TEXTE RETENU:
━━━

On ignore cependant souvent, en Europe, que le western, avant d’être un genre cinématographique, a été nourri par des milliers de romans et de comics, et que de grands auteurs s’y sont illustrés. Elmore Leonard, mort le 20 août dernier, n’était ainsi pas seulement le prolifique auteur de polars réjouissants, adaptés par Quentin Tarantino (Jackie Brown, 1997), Steven Soderbergh (Out of Sight, 1998), Barry Sonnenfeld (Get Shorty, 1995) ou F. Gary Gray (Be Cool, 2005). Il était d’abord un auteur de westerns, à l’origine de plusieurs classiques décrivant la conquête de l’Ouest sauvage : L’Homme de l’Arizona (Bud Boetticher, 1957), 3h10 pour Yuma (Delmer Daves, 1957, puis James Mangold, 2007), Hombre (Martin Ritt, 1967), ou Valdez (Edwin Sherin, 1971).

3h10 pour Yuma

Moins connu en France qu’Elmore Leonard, Ernest Haycox est considéré aux Etats-Unis comme un des écrivains les plus importants du genre, et les adaptations de ses romans comptent parmi les plus grands titres du western classique : La Chevauchée Fantastique (John Ford, 1939), Pacific Express (Cecil B. DeMille, 1939) ou Le Passage du Canyon (Jacques Tourneur, 1946).

En 1952, alors qu’il ne travaille plus pour la MGM, Roy Howland, un vétéran d’Hollywood spécialisé dans les séries B, réalise pour le compte de la société de William Cagney Bugles in the Afternoon (Les Clairons sonnent la charge) à partir du roman de Haycox, publié en 1944. Sans grand relief, le film ne rend pas hommage au livre, que les éditions Actes Sud viennent de publier dans leur nouvelle collection L’Ouest, le vrai sous son tire original : Des clairons dans l’après-midi.

Bugles in the Afternoon Des clairons dans l'après-midi

A l’instar de Bertrand Tavernier, qui dirige cette collection et qui a écrit une postface au roman, j’ai été subjugué par ce récit. Centré sur l’itinéraire d’un homme complexe, ancien officier pendant la guerre de Sécession qui s’engage dans le 7e de Cavalerie dirigé par le lieutenant-colonel Custer, le roman est l’occasion de présenter quelques personnages passionnants et de les faire converger vers la bataille de Little Bighorn, les 25 et 26 juin 1876.

Combat mythique entre les Tuniques bleues et un rassemblement de Sioux lakotas et de Cheyennes, Little Bighorn est une défaite cinglante pour l’armée des Etats-Unis, qui y perd plus de 250 hommes, dont Custer lui-même. La bataille est encore abondamment étudiée aux Etats-Unis, même si elle n’est connue par chez nous que via le cinéma ou la télévision.

━━━

DONNÉES FOURNIES:
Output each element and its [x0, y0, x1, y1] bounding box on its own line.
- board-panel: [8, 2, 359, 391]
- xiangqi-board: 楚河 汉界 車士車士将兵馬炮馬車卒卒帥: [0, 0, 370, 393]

━━━

CONSIGNES À RÉALISER:
A – D'après le texte sur le western, qu'est-ce qui fait de Little Bighorn une défaite cinglante pour l'armée des États-Unis ? Répondez en une à trois phrases.
B – Recopiez le passage du texte sur le western qui commence aux mots « Bugles in the Afternoon Des » et s'arrête après « ou la télévision. ».

RÉPONSES RÉDIGÉES:
A – L'armée des États-Unis y perd plus de 250 hommes, dont Custer lui-même.

B –
Bugles in the Afternoon Des clairons dans l'après-midi

A l’instar de Bertrand Tavernier, qui dirige cette collection et qui a écrit une postface au roman, j’ai été subjugué par ce récit. Centré sur l’itinéraire d’un homme complexe, ancien officier pendant la guerre de Sécession qui s’engage dans le 7e de Cavalerie dirigé par le lieutenant-colonel Custer, le roman est l’occasion de présenter quelques personnages passionnants et de les faire converger vers la bataille de Little Bighorn, les 25 et 26 juin 1876.

Combat mythique entre les Tuniques bleues et un rassemblement de Sioux lakotas et de Cheyennes, Little Bighorn est une défaite cinglante pour l’armée des Etats-Unis, qui y perd plus de 250 hommes, dont Custer lui-même. La bataille est encore abondamment étudiée aux Etats-Unis, même si elle n’est connue par chez nous que via le cinéma ou la télévision.